== Texte source

J’ai d’abord eu à connaitre feu Moustapha Ould Mohamed Saleck au cours des années 1950-1954. Quand il était en Troisième au Collège de Rosso, j’étais un peu après lui, bien que nous ayons presque le même âge. Nous étions peu nombreux dans cette filière scolaire et donc tout le monde se connaissait.

Nous avons eu l’occasion, par la suite, de nous connaître plus amplement et de nous apprécier en particulier lorsqu’il fut désigné Chef de l’Etat-major, j’étais Ministre de l’Education Nationale. Même si la vie professionnelle nous séparait, chacun de nous recevait des nouvelles de l’autre. Nous nous connaissions, donc, assez bien.

Le président Moustapha a eu à occuper de nombreux postes de responsabilité tant sur le plan militaire que sur le plan civil. Il a notamment été Gouverneur de plusieurs régions où il fit preuve de beaucoup d’honnêteté, de probité et de justice. Sa gestion des deniers publics a toujours été rigoureuse. Il tenait à ce que chaque sou dépensé le soit utilement. C’est bien la réputation qu’il avait à notre époque.

Il fut aussi un brillant officier et le premier à avoir accepté de passer le concours de capitaine. En fait, auparavant, la promotion à ce grade s’effectuait de façon automatique : on passait du grade de lieutenant au grade supérieur. Certains de ses frères d’armes avaient, soit refusé cette épreuve ; soit été éliminés parce qu’ils n’avaient pas le niveau académique requis. Donc, il a été l’unique candidat au concours de capitaine qu’il a brillamment réussi.

====
== Listing fourni

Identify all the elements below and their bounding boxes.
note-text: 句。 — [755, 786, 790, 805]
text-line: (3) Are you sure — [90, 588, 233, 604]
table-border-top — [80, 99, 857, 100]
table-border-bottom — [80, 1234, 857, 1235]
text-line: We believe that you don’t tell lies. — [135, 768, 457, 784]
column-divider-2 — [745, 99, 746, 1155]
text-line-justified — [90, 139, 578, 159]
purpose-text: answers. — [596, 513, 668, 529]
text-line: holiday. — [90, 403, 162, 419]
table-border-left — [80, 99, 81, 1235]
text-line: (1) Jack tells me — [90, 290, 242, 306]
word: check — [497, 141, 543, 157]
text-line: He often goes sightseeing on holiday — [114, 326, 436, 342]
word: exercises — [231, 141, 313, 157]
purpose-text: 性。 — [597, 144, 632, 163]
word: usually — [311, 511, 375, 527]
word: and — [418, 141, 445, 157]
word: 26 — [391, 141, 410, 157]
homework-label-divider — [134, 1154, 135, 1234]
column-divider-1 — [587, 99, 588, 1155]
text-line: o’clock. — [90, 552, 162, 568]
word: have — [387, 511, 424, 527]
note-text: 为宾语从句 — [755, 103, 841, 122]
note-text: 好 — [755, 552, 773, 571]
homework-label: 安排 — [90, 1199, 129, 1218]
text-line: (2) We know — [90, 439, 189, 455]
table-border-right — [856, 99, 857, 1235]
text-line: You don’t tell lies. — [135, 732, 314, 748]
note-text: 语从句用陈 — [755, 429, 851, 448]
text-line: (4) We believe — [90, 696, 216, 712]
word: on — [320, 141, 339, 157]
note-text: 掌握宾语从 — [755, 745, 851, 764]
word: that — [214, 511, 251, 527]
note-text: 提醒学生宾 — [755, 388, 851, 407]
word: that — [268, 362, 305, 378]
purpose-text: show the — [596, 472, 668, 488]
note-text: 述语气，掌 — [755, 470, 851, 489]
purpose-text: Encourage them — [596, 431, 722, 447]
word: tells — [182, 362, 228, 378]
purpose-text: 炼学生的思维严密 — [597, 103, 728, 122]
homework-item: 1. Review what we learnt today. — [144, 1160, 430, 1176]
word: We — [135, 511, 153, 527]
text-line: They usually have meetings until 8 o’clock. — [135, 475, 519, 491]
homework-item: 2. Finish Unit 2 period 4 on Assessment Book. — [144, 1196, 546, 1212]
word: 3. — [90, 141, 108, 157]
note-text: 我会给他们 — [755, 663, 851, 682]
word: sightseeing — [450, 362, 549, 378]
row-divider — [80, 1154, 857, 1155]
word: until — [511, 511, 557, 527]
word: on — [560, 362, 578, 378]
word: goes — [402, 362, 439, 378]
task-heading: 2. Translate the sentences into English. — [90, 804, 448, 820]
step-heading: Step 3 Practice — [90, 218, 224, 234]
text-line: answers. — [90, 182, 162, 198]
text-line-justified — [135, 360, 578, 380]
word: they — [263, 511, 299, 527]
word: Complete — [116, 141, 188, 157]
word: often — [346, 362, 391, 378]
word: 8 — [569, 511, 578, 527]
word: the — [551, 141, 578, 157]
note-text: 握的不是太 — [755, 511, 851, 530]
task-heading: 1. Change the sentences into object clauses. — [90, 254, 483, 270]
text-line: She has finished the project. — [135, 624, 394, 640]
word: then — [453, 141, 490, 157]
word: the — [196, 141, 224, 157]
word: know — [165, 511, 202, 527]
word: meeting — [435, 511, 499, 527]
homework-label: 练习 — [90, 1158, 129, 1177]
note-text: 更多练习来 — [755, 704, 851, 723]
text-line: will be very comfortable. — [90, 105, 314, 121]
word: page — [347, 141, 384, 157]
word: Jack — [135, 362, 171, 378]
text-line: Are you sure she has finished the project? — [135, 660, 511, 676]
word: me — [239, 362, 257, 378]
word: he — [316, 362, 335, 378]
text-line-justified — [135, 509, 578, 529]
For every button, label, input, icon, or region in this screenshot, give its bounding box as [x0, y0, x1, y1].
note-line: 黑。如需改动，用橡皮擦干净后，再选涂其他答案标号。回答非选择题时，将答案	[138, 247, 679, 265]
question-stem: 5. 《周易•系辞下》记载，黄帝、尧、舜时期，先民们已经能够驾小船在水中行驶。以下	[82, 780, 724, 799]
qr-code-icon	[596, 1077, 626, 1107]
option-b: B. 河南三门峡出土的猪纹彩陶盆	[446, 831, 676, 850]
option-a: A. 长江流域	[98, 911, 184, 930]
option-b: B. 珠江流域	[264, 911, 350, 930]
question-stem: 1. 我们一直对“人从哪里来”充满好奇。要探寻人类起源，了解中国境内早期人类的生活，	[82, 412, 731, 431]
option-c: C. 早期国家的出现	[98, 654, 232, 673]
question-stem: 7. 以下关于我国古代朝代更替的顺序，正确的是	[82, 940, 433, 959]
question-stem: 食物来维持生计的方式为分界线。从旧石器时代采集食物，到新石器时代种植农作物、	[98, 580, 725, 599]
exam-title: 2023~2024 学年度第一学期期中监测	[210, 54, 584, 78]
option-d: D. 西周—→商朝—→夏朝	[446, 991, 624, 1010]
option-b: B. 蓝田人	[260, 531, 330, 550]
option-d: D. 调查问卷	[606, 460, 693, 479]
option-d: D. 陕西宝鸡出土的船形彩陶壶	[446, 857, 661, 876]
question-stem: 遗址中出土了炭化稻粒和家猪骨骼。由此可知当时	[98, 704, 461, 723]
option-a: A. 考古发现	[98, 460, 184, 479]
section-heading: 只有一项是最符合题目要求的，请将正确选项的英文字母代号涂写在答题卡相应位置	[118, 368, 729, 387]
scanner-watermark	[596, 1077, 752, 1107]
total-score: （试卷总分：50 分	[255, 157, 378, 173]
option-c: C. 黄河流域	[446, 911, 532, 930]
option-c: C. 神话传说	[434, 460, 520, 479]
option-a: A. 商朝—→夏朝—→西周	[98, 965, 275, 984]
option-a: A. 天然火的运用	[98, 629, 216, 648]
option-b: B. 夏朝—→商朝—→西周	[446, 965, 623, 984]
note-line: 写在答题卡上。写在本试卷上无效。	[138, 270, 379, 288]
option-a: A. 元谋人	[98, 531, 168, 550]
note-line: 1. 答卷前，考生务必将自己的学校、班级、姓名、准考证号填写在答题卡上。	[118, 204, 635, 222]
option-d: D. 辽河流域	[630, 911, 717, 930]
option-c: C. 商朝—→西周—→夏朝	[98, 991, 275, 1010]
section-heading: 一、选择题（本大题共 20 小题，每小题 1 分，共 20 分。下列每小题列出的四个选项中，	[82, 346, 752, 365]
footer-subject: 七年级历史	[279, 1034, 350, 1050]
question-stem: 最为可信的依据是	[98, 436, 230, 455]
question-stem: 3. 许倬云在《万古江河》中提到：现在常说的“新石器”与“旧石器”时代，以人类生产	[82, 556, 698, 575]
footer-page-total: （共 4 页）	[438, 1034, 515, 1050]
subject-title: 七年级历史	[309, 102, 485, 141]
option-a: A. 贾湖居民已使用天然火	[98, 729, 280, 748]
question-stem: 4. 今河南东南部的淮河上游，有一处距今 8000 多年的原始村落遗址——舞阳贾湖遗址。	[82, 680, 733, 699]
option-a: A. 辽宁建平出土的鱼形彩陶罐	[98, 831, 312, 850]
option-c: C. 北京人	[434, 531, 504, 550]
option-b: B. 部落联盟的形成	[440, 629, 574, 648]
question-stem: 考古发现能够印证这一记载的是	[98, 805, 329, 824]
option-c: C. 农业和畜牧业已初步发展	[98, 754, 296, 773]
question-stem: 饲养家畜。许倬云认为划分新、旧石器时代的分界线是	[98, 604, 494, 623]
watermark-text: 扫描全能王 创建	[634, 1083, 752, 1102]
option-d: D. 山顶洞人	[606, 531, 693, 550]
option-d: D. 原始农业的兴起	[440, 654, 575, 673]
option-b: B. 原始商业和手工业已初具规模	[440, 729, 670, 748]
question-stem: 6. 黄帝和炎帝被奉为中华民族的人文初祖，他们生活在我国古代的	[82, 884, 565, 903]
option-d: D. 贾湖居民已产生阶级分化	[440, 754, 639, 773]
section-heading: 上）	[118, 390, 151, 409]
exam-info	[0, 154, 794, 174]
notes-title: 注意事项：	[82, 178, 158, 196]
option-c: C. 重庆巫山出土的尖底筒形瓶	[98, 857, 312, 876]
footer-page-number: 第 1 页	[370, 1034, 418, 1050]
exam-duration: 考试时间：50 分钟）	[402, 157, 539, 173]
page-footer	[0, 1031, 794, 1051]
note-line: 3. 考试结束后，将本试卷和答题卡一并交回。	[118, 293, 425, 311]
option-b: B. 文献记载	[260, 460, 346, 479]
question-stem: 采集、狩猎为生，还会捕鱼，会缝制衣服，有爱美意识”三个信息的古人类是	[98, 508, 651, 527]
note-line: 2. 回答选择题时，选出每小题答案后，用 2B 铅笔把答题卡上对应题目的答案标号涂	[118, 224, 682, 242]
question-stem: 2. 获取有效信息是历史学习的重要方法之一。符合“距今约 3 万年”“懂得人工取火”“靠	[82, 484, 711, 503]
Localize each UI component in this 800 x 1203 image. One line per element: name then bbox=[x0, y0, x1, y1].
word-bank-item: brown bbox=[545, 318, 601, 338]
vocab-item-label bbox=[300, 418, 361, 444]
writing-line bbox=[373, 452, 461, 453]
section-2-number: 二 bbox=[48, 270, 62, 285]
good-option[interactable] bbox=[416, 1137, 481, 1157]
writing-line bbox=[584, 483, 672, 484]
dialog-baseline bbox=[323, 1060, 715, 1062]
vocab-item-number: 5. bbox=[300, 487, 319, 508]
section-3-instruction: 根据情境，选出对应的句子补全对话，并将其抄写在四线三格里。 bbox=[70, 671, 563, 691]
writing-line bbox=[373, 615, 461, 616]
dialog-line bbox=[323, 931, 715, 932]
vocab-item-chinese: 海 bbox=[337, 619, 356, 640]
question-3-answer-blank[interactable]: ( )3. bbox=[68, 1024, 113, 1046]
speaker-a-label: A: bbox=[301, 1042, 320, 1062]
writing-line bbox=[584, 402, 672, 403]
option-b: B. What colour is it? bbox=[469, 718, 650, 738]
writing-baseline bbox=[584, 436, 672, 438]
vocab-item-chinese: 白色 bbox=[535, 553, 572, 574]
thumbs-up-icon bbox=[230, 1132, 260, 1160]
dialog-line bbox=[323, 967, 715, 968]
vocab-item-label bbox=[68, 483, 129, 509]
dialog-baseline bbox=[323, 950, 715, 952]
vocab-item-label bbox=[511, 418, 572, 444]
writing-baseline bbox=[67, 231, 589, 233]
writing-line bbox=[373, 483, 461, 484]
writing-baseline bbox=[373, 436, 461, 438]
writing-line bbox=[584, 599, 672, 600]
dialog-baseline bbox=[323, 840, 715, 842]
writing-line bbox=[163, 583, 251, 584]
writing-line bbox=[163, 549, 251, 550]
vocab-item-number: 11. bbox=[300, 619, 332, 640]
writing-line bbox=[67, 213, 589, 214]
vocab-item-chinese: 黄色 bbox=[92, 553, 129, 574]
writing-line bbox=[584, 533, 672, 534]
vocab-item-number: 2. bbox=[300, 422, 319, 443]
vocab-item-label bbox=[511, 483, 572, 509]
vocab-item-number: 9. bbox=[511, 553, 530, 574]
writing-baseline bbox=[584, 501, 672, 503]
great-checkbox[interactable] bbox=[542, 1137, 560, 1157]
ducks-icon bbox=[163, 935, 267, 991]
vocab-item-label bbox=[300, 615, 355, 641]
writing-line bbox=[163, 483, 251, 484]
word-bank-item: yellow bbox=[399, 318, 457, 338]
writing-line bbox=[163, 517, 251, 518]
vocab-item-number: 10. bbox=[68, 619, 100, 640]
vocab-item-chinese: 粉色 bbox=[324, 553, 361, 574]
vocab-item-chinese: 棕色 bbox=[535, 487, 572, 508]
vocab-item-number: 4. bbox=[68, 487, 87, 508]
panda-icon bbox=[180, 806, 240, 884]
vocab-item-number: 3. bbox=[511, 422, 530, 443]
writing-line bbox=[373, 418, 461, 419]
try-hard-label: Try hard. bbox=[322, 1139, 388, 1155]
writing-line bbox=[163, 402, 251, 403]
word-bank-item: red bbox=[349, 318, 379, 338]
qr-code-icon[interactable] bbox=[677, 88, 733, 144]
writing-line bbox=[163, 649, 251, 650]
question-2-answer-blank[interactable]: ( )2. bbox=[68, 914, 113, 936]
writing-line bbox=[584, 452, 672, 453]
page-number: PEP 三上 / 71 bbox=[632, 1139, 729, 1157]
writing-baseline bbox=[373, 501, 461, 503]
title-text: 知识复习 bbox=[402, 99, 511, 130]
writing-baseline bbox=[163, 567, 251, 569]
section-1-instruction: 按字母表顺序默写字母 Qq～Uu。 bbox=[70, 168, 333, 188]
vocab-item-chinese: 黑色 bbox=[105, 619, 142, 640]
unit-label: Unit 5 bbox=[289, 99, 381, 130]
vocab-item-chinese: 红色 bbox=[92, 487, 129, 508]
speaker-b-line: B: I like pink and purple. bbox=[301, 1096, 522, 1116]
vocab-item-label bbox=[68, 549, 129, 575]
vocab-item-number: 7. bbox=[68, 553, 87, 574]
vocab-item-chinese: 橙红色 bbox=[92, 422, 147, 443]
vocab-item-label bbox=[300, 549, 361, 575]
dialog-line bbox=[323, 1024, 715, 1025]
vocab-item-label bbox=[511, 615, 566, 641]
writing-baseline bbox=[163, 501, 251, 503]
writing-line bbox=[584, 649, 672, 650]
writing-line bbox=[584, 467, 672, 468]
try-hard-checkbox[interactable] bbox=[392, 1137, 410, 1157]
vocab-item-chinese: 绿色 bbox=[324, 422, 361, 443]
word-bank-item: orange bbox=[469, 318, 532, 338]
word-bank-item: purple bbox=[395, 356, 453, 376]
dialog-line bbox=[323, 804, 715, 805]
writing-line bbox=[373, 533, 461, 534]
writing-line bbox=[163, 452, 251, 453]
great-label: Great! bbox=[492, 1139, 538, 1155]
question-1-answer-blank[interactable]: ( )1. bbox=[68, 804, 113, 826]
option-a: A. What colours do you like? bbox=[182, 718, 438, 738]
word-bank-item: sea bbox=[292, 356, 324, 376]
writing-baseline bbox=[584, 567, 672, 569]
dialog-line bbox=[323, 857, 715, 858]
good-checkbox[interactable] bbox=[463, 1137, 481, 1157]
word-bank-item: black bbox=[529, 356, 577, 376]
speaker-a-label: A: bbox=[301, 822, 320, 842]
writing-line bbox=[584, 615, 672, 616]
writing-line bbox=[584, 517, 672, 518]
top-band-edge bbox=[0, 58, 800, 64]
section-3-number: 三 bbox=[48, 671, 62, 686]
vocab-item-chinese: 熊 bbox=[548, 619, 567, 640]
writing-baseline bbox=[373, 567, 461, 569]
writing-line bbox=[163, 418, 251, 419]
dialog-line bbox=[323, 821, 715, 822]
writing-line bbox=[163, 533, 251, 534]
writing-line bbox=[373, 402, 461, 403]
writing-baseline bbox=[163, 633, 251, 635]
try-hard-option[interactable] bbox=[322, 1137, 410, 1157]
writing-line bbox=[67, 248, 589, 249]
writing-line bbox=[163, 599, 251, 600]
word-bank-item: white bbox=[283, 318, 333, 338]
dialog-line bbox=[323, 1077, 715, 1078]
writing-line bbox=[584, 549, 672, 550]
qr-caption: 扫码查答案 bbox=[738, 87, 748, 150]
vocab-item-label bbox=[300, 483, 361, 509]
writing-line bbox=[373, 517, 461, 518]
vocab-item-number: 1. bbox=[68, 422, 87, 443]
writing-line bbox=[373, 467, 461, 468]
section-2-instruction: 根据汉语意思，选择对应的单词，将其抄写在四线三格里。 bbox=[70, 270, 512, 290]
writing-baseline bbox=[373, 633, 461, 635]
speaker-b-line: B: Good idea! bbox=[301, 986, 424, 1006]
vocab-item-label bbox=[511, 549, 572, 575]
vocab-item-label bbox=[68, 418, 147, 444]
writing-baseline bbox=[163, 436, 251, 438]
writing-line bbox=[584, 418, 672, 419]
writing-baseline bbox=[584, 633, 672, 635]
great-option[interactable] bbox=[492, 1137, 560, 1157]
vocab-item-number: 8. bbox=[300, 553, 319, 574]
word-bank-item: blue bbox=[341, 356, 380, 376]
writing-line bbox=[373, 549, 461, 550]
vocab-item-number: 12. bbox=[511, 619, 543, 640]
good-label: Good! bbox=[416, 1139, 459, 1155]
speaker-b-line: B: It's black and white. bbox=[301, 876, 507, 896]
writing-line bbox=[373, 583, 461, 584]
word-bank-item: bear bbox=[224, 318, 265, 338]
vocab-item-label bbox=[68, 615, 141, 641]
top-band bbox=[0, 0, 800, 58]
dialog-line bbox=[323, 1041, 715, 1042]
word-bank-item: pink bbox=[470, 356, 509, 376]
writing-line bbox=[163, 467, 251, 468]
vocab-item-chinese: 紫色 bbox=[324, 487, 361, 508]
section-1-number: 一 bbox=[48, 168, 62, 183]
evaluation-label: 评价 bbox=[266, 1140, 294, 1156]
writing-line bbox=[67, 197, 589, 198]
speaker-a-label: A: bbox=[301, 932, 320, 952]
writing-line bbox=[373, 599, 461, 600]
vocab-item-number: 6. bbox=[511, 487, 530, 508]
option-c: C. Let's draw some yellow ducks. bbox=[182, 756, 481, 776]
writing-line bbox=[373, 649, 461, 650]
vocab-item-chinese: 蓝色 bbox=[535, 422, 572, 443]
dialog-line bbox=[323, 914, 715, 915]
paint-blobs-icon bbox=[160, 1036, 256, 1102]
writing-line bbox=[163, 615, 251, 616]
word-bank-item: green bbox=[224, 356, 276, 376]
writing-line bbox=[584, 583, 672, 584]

====

**Objectif visé**
D’après le texte source, comment se faisait la promotion au grade de capitaine avant l’instauration du concours ?

**En réponse**
Elle se faisait de façon automatique : on passait du grade de lieutenant au grade supérieur.